*SOURCE DATA*:
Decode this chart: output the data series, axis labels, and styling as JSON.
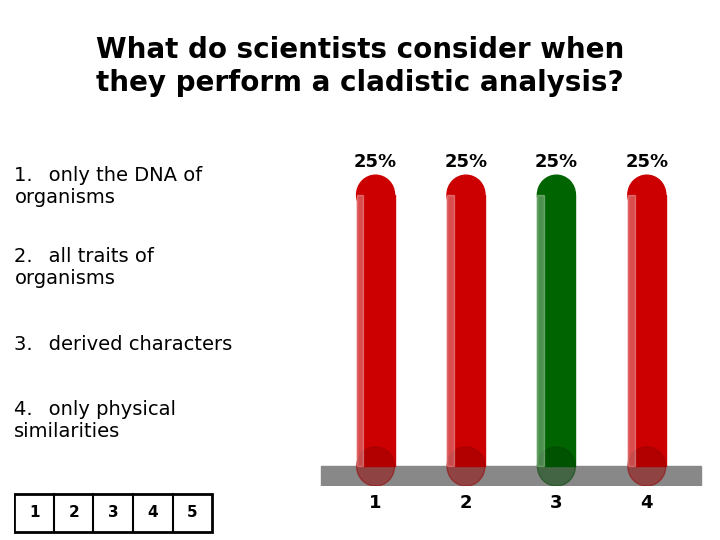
{
  "title_line1": "What do scientists consider when",
  "title_line2": "they perform a cladistic analysis?",
  "options": [
    "only the DNA of\norganisms",
    "all traits of\norganisms",
    "derived characters",
    "only physical\nsimilarities"
  ],
  "categories": [
    "1",
    "2",
    "3",
    "4"
  ],
  "values": [
    25,
    25,
    25,
    25
  ],
  "bar_colors": [
    "#cc0000",
    "#cc0000",
    "#006400",
    "#cc0000"
  ],
  "bar_labels": [
    "25%",
    "25%",
    "25%",
    "25%"
  ],
  "background_color": "#ffffff",
  "text_color": "#000000",
  "title_fontsize": 20,
  "label_fontsize": 13,
  "option_fontsize": 14,
  "nav_labels": [
    "1",
    "2",
    "3",
    "4",
    "5"
  ],
  "platform_color": "#888888"
}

*WORK TO BE COMPLETED*:
Output all of the entries verbatim, leaving out any images.

*RESPONSE TO THE EXERCISE*:
Decode this chart: output the data series, axis labels, and styling as JSON.
{
  "title_line1": "What do scientists consider when",
  "title_line2": "they perform a cladistic analysis?",
  "options": [
    "only the DNA of\norganisms",
    "all traits of\norganisms",
    "derived characters",
    "only physical\nsimilarities"
  ],
  "categories": [
    "1",
    "2",
    "3",
    "4"
  ],
  "values": [
    25,
    25,
    25,
    25
  ],
  "bar_colors": [
    "#cc0000",
    "#cc0000",
    "#006400",
    "#cc0000"
  ],
  "bar_labels": [
    "25%",
    "25%",
    "25%",
    "25%"
  ],
  "background_color": "#ffffff",
  "text_color": "#000000",
  "title_fontsize": 20,
  "label_fontsize": 13,
  "option_fontsize": 14,
  "nav_labels": [
    "1",
    "2",
    "3",
    "4",
    "5"
  ],
  "platform_color": "#888888"
}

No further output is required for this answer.